### TEXT SHOWN
===
The Tunisian authorities practiced different sorts of Internet surveillance and request that service providers such as Internet cafés be partners in controlling Internet use. For example, the authorities monitored Internet cafés, required Internet users to show IDs before they could use the Internet in some regions, and held Internet café operators responsible for their clients’ online activities.

There was also technical surveillance where downloading or e-mail attachments went through a central server. In order to protect public order and national security, a 1998 post and telecommunications law allowed authorities to intercept and check the content of email messages. Filtering of e-mail messages of government opponents has been reported. Global Voices Advocacy Director and Tunisia Activist Sami Ben Gharbia conducted a test from the Netherlands with two Tunisia-based activists and confirmed by logging into their e-mail accounts from the Netherlands that what he saw was not what the activists saw when they logged in from Tunisia, and that they could not access all of the messages they received. In early 2011 there was increasing evidence that the private e-mail accounts of Tunisian citizens along with login details of their Facebook pages had been targeted by phishing scripts put in place by the government.
There were increasing incidences of censorship in this manner as many dissidents were blocked from using the internet.
==Censorship following the Tunisian revolution==

- In 2012 the OpenNet Initiative found no evidence of Internet filtering in the political, social, conflict/security, and Internet tools areas.
- In 2011 Reporters Without Borders listed Tunisia as "Under Surveillance".

The provisional government of national unity succeeded the government of President Zine El Abidine Ben Ali. The national unity government immediately proclaimed complete freedom of information and expression as a fundamental principle. On January 17, 2011, Internet censorship was immediately lifted, as President Ben Ali promised in his January 13 address. Some online controls remained in early February.

In May, the Permanent Military Tribunal of Tunis ordered four Facebook pages blocked for attempting "to damage the reputation of the military institution and its leaders". The Tribunal charged that publishing of video clips, the circulation of comments, and articles attempted to destabilize the trust of citizens in the national army, and to spread disorder and chaos in the country. Resurgence of Internet censorship lead to the resignation of blogger and political activist Slim Amamou from his post as Secretary of State for Youth and Sport on May 23.

On May 26, a court order forced the Tunisian Internet Agency (ATI) to block porn sites on the grounds that they pose a threat to minors and Muslim values. The ATI filed in opposition to block the order. ATI's application was rejected on June 13. The ATI began compliance in stages on June 15. On August 15, a Tunisian appeals court upheld the previous decisions requiring the ATI to block access to pornographic websites. The ATI appeal is undergoing an appeals process at the country's highest court, The ATI in opposition claimed that it cannot uphold the ruling because it lacks the financial and technical means to implement a sufficient filtering and censorship system.
===
### WRITTEN INSTRUCTION
Copy the stretch of the text on Tunisian Internet censorship from "In May, the" through "Sport on May 23.", keeping every word unchanged.

### DATA PROVIDED
===
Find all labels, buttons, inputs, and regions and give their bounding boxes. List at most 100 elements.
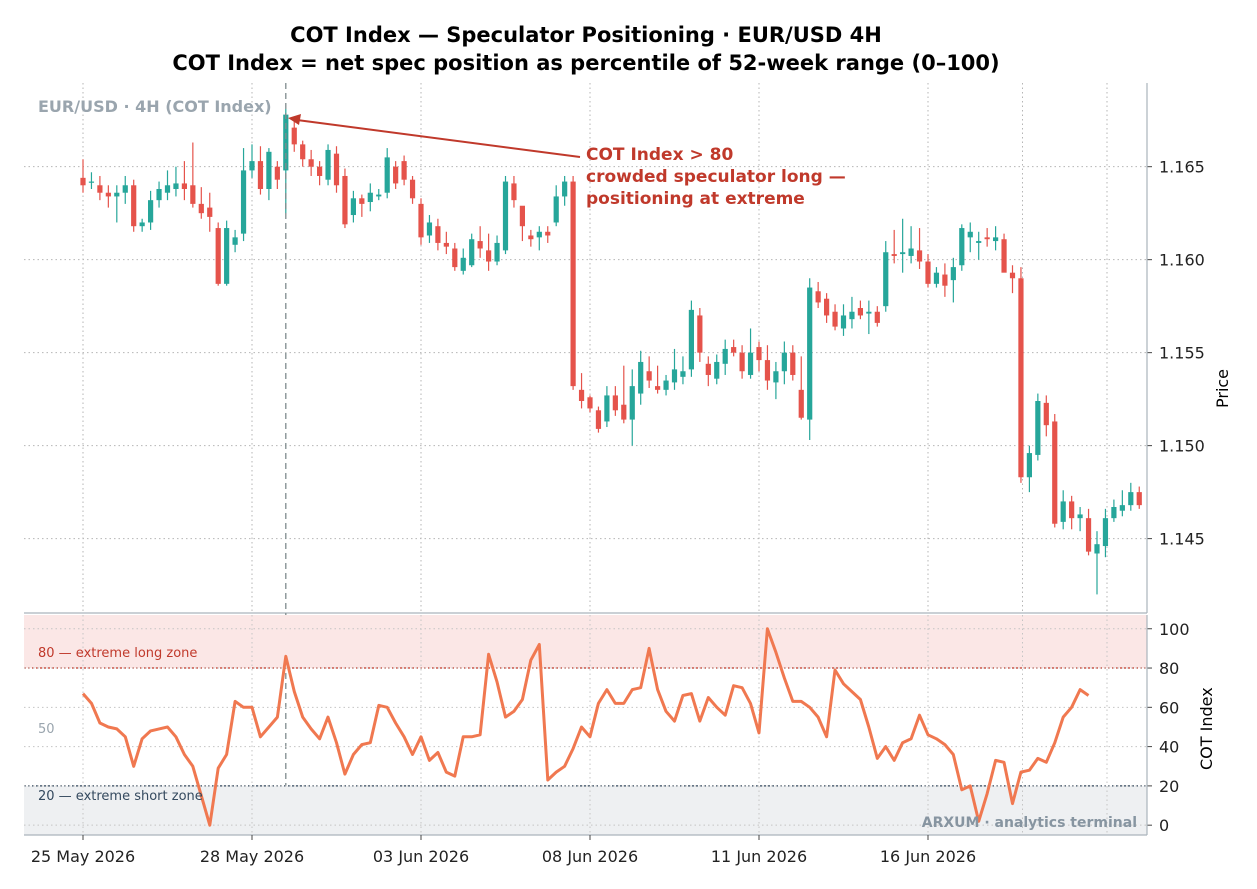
===
### ANSWER TO THIS TASK
In May, the Permanent Military Tribunal of Tunis ordered four Facebook pages blocked for attempting "to damage the reputation of the military institution and its leaders". The Tribunal charged that publishing of video clips, the circulation of comments, and articles attempted to destabilize the trust of citizens in the national army, and to spread disorder and chaos in the country. Resurgence of Internet censorship lead to the resignation of blogger and political activist Slim Amamou from his post as Secretary of State for Youth and Sport on May 23.